Print the lines from the first one through the line containing "data-point — [347, 828, 356, 837]", both included, reproducing each exactly as it appears.

━━━━━ Data in this exercise ━━━━━

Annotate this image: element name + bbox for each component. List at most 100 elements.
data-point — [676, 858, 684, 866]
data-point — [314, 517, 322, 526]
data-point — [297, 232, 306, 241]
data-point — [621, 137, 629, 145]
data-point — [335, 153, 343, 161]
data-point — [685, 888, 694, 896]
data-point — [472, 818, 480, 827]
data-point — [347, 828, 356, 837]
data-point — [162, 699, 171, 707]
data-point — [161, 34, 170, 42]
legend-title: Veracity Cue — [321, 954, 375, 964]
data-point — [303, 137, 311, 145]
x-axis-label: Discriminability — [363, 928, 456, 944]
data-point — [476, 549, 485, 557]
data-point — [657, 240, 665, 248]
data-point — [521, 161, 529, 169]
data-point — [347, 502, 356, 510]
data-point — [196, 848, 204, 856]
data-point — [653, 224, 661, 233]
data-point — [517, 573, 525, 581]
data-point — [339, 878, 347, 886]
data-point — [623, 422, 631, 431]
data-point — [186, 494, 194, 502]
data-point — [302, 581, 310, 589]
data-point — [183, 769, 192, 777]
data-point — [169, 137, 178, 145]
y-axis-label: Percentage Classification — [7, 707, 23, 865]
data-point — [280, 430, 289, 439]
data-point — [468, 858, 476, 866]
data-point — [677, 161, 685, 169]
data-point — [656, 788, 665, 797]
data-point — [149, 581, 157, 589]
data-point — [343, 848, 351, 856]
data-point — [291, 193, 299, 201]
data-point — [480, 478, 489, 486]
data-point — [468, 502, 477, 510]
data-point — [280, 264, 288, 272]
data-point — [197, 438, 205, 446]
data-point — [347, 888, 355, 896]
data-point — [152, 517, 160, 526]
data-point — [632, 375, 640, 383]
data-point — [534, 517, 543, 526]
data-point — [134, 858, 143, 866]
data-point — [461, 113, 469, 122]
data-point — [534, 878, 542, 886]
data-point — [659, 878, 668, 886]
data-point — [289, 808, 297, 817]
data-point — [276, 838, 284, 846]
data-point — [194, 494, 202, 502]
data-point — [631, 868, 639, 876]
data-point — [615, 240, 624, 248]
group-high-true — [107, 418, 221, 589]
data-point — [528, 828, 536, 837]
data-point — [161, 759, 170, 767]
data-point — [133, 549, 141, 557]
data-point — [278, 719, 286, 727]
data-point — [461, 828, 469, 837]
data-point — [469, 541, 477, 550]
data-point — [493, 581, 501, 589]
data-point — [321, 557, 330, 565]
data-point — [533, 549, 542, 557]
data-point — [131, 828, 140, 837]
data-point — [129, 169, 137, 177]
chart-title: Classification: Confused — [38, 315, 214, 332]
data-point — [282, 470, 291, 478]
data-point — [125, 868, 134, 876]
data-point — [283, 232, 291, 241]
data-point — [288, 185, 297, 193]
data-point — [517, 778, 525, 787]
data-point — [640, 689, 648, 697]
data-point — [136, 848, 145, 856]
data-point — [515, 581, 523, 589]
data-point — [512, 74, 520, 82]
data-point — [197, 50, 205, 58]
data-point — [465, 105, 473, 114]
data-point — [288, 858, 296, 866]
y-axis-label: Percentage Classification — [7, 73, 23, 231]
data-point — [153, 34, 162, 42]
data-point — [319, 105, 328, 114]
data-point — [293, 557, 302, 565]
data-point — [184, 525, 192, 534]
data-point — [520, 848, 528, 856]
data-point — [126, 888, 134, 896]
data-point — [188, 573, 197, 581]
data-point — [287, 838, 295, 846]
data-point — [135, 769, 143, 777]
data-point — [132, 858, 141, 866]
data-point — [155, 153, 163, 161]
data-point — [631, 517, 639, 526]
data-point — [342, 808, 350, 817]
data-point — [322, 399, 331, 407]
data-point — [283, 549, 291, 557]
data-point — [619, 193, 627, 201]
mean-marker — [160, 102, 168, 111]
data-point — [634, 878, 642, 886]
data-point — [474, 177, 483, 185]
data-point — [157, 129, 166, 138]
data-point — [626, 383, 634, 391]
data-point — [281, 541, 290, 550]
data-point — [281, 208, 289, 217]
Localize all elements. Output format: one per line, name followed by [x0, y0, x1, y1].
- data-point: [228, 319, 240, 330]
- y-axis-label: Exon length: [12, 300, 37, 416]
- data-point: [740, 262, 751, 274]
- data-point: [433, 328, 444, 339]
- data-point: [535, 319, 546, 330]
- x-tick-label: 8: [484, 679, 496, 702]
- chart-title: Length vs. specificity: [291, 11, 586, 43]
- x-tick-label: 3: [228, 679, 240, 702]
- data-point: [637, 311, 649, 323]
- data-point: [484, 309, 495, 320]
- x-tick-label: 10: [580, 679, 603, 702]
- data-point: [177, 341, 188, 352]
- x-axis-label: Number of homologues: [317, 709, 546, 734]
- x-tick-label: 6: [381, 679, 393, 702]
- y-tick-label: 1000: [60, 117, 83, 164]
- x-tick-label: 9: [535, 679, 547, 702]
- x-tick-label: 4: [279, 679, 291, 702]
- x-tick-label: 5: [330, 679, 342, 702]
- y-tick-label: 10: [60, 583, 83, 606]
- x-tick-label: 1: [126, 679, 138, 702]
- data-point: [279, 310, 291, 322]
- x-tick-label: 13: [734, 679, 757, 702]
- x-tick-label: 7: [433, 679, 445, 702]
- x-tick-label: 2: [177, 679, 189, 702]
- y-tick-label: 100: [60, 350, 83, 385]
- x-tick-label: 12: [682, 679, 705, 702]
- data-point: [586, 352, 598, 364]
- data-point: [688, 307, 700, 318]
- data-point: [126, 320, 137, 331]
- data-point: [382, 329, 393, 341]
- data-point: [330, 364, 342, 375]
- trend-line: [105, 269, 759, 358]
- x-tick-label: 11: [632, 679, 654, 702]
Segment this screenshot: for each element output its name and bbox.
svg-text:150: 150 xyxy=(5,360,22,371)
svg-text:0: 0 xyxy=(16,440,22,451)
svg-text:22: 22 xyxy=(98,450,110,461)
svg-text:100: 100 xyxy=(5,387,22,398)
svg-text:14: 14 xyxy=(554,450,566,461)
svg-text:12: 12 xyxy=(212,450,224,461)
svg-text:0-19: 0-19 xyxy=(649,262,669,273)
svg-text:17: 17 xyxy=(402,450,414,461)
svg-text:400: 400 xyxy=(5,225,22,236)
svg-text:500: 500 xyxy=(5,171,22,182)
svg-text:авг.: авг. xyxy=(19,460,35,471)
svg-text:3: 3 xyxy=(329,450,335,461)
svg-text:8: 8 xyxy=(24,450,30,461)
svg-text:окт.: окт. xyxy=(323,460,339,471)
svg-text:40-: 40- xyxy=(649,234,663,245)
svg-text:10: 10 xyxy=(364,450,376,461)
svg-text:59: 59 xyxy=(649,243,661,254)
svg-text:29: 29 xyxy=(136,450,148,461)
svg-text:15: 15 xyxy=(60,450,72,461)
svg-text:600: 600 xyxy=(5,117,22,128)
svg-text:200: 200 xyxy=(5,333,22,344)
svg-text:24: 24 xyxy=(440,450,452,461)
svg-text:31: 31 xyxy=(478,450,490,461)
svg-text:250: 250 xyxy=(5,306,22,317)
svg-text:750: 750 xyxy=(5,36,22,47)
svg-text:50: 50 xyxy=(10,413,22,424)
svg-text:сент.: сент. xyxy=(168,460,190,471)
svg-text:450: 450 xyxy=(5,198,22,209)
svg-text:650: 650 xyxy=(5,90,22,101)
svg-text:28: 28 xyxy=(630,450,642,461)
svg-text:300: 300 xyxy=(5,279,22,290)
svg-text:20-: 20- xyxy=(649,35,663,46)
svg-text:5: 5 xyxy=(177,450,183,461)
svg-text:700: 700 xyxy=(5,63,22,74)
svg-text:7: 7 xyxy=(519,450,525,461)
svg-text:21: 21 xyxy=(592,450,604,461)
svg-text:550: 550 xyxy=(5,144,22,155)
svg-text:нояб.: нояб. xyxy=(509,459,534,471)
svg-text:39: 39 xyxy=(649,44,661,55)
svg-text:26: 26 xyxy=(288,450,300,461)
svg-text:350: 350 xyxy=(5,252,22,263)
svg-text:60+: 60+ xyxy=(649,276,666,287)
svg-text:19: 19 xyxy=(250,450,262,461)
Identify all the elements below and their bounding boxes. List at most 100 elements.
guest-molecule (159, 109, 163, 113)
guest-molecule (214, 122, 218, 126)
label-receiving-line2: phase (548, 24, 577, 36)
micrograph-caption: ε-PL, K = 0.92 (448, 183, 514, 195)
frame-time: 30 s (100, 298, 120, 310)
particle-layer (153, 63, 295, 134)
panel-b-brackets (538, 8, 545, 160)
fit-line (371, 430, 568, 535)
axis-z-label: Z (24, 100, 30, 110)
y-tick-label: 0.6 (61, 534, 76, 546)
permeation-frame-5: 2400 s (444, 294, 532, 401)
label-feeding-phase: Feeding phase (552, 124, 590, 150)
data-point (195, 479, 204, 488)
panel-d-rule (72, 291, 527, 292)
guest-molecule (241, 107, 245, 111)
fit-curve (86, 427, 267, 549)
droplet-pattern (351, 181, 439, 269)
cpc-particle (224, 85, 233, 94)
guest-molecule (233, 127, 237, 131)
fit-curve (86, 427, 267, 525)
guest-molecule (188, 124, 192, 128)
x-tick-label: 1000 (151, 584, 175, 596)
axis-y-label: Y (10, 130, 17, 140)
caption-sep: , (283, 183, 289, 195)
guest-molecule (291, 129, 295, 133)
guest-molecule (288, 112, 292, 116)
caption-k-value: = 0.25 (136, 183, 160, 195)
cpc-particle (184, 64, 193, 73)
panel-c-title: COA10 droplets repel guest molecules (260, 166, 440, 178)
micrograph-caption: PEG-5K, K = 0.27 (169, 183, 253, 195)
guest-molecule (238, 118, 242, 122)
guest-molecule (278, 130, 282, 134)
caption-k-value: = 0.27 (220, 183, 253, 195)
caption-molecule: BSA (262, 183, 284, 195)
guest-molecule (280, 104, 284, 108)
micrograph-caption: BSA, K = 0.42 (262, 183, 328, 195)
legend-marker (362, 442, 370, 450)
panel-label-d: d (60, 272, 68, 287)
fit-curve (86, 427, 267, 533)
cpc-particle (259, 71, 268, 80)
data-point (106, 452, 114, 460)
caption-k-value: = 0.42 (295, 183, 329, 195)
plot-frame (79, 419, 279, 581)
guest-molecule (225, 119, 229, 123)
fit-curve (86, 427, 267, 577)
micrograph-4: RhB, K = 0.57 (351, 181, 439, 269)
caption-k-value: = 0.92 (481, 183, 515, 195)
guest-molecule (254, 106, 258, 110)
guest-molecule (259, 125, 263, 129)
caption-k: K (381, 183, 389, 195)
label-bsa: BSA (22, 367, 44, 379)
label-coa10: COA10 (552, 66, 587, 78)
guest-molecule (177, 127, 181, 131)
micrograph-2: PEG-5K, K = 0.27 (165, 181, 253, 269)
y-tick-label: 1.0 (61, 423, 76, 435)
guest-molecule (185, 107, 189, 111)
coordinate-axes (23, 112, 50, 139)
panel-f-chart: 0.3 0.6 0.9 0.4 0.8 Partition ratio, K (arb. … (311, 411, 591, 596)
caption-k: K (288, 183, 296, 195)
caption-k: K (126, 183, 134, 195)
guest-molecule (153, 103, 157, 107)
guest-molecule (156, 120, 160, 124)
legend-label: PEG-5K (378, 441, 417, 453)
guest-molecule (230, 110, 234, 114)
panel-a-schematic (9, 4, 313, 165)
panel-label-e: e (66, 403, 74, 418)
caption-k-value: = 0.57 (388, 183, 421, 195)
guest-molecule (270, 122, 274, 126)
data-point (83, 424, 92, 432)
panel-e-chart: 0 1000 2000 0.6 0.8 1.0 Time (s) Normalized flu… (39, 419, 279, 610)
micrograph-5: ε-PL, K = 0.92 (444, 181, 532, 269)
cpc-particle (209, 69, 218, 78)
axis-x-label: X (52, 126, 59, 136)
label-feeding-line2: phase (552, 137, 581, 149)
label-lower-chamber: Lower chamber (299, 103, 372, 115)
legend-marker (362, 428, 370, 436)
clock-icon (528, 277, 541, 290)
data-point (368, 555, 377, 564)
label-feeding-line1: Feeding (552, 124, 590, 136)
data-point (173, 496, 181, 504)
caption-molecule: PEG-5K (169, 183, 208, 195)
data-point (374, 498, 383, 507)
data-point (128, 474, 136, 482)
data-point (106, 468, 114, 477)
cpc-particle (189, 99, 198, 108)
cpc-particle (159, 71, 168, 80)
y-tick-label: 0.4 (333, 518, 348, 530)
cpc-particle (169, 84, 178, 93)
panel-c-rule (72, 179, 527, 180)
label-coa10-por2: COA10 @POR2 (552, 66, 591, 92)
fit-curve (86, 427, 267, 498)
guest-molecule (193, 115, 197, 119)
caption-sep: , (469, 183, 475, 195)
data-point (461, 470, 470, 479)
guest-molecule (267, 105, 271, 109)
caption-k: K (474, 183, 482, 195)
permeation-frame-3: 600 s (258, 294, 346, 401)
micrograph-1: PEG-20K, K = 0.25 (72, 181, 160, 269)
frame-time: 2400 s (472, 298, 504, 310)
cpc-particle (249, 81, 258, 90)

━━━━━

§ Result of the task
Annotate this image: element name + bbox for each component. List at most 100 elements.
data-point — [676, 858, 684, 866]
data-point — [314, 517, 322, 526]
data-point — [297, 232, 306, 241]
data-point — [621, 137, 629, 145]
data-point — [335, 153, 343, 161]
data-point — [685, 888, 694, 896]
data-point — [472, 818, 480, 827]
data-point — [347, 828, 356, 837]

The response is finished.